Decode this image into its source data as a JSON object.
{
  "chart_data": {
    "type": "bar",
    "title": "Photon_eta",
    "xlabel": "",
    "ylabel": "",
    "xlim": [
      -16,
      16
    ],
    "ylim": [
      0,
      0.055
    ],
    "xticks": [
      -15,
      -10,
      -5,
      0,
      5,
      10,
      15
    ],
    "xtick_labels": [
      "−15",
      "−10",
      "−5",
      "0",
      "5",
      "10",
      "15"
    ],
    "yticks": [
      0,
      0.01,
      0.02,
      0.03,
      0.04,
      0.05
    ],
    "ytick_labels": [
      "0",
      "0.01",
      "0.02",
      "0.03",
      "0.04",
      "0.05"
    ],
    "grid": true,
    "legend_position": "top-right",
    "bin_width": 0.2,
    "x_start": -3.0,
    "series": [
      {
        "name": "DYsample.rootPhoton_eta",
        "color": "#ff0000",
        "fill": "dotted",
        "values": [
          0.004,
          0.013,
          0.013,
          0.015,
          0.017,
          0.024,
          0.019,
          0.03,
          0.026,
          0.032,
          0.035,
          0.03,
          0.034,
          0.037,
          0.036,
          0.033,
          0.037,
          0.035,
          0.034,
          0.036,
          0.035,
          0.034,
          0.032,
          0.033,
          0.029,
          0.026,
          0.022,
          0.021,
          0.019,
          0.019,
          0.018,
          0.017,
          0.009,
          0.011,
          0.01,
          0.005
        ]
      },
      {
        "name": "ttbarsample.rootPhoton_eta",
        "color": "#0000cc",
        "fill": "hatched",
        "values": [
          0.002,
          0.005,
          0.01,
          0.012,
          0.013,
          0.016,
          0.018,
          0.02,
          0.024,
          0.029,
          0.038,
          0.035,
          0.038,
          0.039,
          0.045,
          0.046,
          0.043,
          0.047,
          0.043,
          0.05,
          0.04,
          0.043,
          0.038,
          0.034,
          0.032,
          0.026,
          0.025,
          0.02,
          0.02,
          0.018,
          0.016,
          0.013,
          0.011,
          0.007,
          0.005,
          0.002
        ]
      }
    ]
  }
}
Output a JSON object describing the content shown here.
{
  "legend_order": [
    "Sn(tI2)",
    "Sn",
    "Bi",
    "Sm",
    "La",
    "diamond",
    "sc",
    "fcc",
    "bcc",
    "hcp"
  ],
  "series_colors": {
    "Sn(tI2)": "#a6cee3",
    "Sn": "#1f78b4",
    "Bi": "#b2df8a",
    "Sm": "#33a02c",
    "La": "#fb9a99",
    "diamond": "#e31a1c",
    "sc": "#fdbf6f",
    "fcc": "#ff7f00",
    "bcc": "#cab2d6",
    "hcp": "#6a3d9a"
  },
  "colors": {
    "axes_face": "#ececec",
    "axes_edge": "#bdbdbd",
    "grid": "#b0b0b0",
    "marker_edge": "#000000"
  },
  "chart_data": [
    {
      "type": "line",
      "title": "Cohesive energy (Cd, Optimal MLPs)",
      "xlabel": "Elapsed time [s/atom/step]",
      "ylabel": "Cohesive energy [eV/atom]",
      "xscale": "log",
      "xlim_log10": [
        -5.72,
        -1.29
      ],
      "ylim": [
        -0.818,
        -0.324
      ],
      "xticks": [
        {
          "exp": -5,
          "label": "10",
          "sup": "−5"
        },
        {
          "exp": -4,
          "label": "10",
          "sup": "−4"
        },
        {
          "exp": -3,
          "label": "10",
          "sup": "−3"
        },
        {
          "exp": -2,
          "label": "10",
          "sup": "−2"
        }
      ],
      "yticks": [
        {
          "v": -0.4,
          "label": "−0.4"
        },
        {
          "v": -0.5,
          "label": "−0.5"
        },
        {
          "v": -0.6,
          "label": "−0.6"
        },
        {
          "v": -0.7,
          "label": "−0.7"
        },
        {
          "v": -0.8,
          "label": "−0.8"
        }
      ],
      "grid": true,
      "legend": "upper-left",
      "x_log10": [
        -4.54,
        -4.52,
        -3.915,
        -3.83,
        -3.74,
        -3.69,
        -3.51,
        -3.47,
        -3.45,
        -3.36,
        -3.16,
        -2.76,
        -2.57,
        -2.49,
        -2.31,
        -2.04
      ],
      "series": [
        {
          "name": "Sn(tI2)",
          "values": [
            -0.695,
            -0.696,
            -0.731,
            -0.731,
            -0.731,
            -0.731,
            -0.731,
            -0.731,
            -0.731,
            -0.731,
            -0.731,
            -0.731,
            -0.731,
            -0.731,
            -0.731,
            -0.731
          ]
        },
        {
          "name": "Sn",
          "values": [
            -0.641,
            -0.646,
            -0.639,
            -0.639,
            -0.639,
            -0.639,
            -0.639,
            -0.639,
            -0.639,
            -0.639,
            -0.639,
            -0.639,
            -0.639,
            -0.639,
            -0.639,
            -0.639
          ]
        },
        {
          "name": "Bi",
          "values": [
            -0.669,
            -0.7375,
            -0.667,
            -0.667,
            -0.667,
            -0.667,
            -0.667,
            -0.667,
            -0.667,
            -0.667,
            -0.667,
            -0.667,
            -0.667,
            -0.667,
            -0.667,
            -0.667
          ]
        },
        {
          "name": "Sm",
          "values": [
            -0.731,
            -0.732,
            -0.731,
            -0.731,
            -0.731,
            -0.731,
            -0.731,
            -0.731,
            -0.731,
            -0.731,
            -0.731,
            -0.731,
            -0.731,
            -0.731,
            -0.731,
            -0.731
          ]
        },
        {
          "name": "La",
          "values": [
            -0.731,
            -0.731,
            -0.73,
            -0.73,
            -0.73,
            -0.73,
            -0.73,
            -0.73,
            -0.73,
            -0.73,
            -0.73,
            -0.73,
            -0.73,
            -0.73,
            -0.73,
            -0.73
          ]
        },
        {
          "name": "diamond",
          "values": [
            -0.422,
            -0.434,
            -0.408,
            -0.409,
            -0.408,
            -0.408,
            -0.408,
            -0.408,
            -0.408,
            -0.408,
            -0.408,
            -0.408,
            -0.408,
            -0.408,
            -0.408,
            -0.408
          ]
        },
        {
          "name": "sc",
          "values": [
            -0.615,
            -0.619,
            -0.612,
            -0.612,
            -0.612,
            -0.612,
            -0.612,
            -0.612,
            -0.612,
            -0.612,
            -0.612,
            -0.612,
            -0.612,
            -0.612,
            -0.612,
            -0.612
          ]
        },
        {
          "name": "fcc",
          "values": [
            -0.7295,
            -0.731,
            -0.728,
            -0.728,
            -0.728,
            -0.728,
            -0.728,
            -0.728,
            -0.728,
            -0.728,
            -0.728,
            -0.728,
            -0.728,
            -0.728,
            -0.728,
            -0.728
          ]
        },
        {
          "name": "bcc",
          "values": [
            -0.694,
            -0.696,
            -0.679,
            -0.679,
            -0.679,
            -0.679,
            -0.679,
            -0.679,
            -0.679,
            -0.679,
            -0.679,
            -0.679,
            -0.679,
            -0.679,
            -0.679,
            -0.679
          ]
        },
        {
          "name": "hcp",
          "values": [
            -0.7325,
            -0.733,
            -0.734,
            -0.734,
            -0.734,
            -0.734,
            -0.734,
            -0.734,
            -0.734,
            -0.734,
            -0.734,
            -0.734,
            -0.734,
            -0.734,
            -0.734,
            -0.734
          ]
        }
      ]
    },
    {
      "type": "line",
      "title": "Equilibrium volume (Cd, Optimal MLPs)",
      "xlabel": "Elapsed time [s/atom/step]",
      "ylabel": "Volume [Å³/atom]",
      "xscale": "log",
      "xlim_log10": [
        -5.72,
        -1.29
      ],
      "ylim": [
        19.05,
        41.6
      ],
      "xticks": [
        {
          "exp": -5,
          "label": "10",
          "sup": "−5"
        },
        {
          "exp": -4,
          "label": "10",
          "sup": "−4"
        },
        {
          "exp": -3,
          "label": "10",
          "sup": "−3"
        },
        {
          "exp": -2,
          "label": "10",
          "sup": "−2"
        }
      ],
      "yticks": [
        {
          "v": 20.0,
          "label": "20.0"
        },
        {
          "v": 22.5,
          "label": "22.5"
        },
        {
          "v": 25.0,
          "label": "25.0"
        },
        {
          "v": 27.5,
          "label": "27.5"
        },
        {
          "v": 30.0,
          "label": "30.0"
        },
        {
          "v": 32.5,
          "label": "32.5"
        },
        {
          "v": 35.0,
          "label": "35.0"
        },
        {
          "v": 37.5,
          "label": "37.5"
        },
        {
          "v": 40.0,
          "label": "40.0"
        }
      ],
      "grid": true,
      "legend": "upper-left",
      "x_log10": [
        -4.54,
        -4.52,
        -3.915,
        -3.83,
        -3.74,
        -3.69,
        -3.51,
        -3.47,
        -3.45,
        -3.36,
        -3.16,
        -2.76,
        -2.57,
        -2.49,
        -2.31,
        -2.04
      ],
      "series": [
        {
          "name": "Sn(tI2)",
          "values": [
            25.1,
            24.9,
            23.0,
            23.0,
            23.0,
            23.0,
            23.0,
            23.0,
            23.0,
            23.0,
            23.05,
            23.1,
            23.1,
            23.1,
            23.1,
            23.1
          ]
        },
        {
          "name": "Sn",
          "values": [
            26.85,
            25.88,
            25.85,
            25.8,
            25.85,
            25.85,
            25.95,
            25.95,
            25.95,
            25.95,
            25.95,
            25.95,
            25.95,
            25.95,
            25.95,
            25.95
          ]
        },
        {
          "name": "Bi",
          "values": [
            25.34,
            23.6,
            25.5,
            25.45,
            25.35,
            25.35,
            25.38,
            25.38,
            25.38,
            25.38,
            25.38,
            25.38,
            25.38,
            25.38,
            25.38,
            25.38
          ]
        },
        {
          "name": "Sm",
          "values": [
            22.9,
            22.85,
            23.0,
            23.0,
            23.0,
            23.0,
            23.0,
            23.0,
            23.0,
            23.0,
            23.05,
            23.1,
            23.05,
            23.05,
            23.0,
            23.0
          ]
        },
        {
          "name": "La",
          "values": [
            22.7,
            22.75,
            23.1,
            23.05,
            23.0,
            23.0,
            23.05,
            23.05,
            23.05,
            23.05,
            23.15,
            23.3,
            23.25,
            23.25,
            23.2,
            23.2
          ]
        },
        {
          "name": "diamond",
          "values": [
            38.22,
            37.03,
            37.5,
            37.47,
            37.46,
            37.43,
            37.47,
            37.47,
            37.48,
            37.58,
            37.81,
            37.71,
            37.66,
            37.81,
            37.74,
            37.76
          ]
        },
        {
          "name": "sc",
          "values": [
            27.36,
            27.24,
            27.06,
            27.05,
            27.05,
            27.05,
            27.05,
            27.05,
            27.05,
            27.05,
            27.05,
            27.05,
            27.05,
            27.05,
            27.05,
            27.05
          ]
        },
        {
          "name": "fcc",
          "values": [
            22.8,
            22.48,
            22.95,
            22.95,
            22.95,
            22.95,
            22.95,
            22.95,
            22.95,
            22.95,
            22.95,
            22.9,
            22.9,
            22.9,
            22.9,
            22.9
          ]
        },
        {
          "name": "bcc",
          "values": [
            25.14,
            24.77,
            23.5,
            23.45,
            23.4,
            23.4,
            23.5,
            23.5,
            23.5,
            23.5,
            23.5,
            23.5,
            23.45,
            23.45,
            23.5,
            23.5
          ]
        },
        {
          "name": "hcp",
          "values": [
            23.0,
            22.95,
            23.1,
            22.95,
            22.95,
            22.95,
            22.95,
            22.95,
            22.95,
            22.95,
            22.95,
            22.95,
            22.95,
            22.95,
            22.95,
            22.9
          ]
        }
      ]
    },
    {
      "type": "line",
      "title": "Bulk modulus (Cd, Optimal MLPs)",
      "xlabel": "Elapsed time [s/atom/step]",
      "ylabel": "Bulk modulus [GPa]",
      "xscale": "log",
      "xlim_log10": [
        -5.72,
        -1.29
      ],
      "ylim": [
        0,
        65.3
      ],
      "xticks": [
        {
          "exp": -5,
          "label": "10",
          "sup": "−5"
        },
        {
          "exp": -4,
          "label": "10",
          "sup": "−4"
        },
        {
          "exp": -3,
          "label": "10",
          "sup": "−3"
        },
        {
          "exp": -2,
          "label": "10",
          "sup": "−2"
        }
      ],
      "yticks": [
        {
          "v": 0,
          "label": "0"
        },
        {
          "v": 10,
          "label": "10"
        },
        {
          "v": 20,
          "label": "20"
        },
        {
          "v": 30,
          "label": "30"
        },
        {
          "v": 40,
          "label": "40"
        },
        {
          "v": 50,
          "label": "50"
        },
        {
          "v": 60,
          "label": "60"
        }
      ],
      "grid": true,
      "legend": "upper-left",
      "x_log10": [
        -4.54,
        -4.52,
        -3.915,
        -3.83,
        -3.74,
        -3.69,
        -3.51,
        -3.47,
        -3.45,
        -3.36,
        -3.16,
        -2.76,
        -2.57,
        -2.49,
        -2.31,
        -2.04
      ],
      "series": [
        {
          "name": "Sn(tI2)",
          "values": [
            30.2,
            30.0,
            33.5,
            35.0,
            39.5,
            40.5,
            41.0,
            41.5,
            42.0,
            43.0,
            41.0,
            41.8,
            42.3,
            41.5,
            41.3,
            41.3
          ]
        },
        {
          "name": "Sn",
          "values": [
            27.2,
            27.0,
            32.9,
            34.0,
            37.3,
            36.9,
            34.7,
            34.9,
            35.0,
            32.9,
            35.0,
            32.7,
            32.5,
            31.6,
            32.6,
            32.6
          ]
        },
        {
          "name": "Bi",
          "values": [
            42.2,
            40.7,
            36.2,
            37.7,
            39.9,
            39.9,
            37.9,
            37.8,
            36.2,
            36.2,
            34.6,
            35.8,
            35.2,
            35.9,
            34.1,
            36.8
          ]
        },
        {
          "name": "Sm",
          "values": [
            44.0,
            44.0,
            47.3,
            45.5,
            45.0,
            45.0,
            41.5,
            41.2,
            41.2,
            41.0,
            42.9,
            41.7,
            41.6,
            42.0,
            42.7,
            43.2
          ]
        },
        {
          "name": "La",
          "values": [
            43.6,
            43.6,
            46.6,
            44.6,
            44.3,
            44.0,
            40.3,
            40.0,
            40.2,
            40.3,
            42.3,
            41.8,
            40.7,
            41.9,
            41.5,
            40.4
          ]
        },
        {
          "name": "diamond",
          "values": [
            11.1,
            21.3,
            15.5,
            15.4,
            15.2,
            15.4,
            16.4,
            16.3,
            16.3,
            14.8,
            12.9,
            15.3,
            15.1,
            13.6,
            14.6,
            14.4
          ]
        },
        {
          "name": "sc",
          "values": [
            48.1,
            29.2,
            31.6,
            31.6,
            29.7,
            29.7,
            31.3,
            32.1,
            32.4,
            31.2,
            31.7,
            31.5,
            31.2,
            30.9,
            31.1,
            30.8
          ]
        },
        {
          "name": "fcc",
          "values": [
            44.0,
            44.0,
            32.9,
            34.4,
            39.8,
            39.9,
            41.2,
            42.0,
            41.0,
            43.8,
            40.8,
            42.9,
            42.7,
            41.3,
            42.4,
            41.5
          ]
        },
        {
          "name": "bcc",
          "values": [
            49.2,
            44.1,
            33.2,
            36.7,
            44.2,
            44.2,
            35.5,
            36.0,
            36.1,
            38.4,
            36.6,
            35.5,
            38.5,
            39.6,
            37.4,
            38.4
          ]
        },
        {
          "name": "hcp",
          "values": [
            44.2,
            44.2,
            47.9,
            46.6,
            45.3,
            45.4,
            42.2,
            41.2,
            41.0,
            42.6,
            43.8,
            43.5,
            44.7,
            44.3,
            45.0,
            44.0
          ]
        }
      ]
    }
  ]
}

++++++++

Required work
Go through the entries and return each line where the word "Bulk" appears.

Worked solution
      "title": "Bulk modulus (Cd, Optimal MLPs)",
      "ylabel": "Bulk modulus [GPa]",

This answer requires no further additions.